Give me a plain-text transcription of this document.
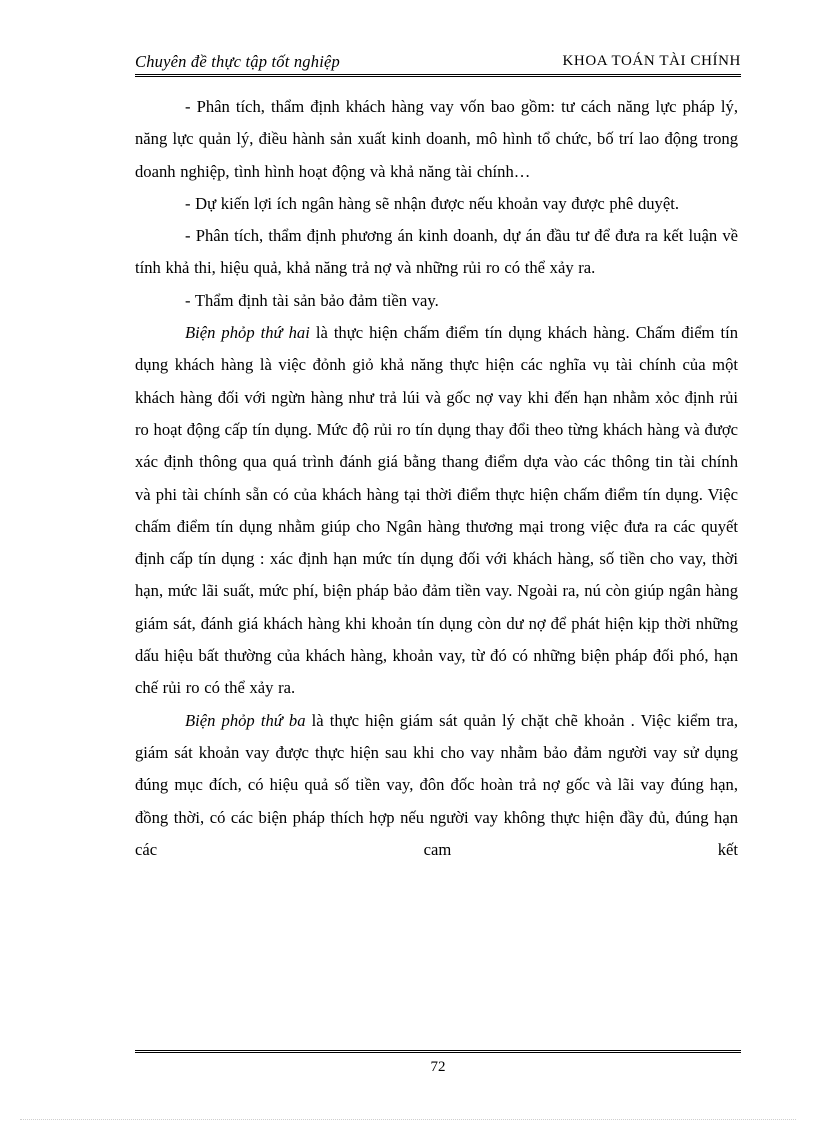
Chuyên đề thực tập tốt nghiệp	KHOA TOÁN TÀI CHÍNH

- Phân tích, thẩm định khách hàng vay vốn bao gồm: tư cách năng lực pháp lý, năng lực quản lý, điều hành sản xuất kinh doanh, mô hình tổ chức, bố trí lao động trong doanh nghiệp, tình hình hoạt động và khả năng tài chính…

- Dự kiến lợi ích ngân hàng sẽ nhận được nếu khoản vay được phê duyệt.

- Phân tích, thẩm định phương án kinh doanh, dự án đầu tư để đưa ra kết luận về tính khả thi, hiệu quả, khả năng trả nợ và những rủi ro có thể xảy ra.

- Thẩm định tài sản bảo đảm tiền vay.

Biện phỏp thứ hai là thực hiện chấm điểm tín dụng khách hàng. Chấm điểm tín dụng khách hàng là việc đỏnh giỏ khả năng thực hiện các nghĩa vụ tài chính của một khách hàng đối với ngừn hàng như trả lúi và gốc nợ vay khi đến hạn nhằm xỏc định rủi ro hoạt động cấp tín dụng. Mức độ rủi ro tín dụng thay đổi theo từng khách hàng và được xác định thông qua quá trình đánh giá bằng thang điểm dựa vào các thông tin tài chính và phi tài chính sẵn có của khách hàng tại thời điểm thực hiện chấm điểm tín dụng. Việc chấm điểm tín dụng nhằm giúp cho Ngân hàng thương mại trong việc đưa ra các quyết định cấp tín dụng : xác định hạn mức tín dụng đối với khách hàng, số tiền cho vay, thời hạn, mức lãi suất, mức phí, biện pháp bảo đảm tiền vay. Ngoài ra, nú còn giúp ngân hàng giám sát, đánh giá khách hàng khi khoản tín dụng còn dư nợ để phát hiện kịp thời những dấu hiệu bất thường của khách hàng, khoản vay, từ đó có những biện pháp đối phó, hạn chế rủi ro có thể xảy ra.

Biện phỏp thứ ba là thực hiện giám sát quản lý chặt chẽ khoản . Việc kiểm tra, giám sát khoản vay được thực hiện sau khi cho vay nhằm bảo đảm người vay sử dụng đúng mục đích, có hiệu quả số tiền vay, đôn đốc hoàn trả nợ gốc và lãi vay đúng hạn, đồng thời, có các biện pháp thích hợp nếu người vay không thực hiện đầy đủ, đúng hạn các cam kết

72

=-=-=-=-=

Instructions to follow
Retype each record exactly as it stands, but do not include the pictures.

Finished task
Give me a plain-text transcription of this document.
Chuyên đề thực tập tốt nghiệp	KHOA TOÁN TÀI CHÍNH

- Phân tích, thẩm định khách hàng vay vốn bao gồm: tư cách năng lực pháp lý, năng lực quản lý, điều hành sản xuất kinh doanh, mô hình tổ chức, bố trí lao động trong doanh nghiệp, tình hình hoạt động và khả năng tài chính…

- Dự kiến lợi ích ngân hàng sẽ nhận được nếu khoản vay được phê duyệt.

- Phân tích, thẩm định phương án kinh doanh, dự án đầu tư để đưa ra kết luận về tính khả thi, hiệu quả, khả năng trả nợ và những rủi ro có thể xảy ra.

- Thẩm định tài sản bảo đảm tiền vay.

Biện phỏp thứ hai là thực hiện chấm điểm tín dụng khách hàng. Chấm điểm tín dụng khách hàng là việc đỏnh giỏ khả năng thực hiện các nghĩa vụ tài chính của một khách hàng đối với ngừn hàng như trả lúi và gốc nợ vay khi đến hạn nhằm xỏc định rủi ro hoạt động cấp tín dụng. Mức độ rủi ro tín dụng thay đổi theo từng khách hàng và được xác định thông qua quá trình đánh giá bằng thang điểm dựa vào các thông tin tài chính và phi tài chính sẵn có của khách hàng tại thời điểm thực hiện chấm điểm tín dụng. Việc chấm điểm tín dụng nhằm giúp cho Ngân hàng thương mại trong việc đưa ra các quyết định cấp tín dụng : xác định hạn mức tín dụng đối với khách hàng, số tiền cho vay, thời hạn, mức lãi suất, mức phí, biện pháp bảo đảm tiền vay. Ngoài ra, nú còn giúp ngân hàng giám sát, đánh giá khách hàng khi khoản tín dụng còn dư nợ để phát hiện kịp thời những dấu hiệu bất thường của khách hàng, khoản vay, từ đó có những biện pháp đối phó, hạn chế rủi ro có thể xảy ra.

Biện phỏp thứ ba là thực hiện giám sát quản lý chặt chẽ khoản . Việc kiểm tra, giám sát khoản vay được thực hiện sau khi cho vay nhằm bảo đảm người vay sử dụng đúng mục đích, có hiệu quả số tiền vay, đôn đốc hoàn trả nợ gốc và lãi vay đúng hạn, đồng thời, có các biện pháp thích hợp nếu người vay không thực hiện đầy đủ, đúng hạn các cam kết

72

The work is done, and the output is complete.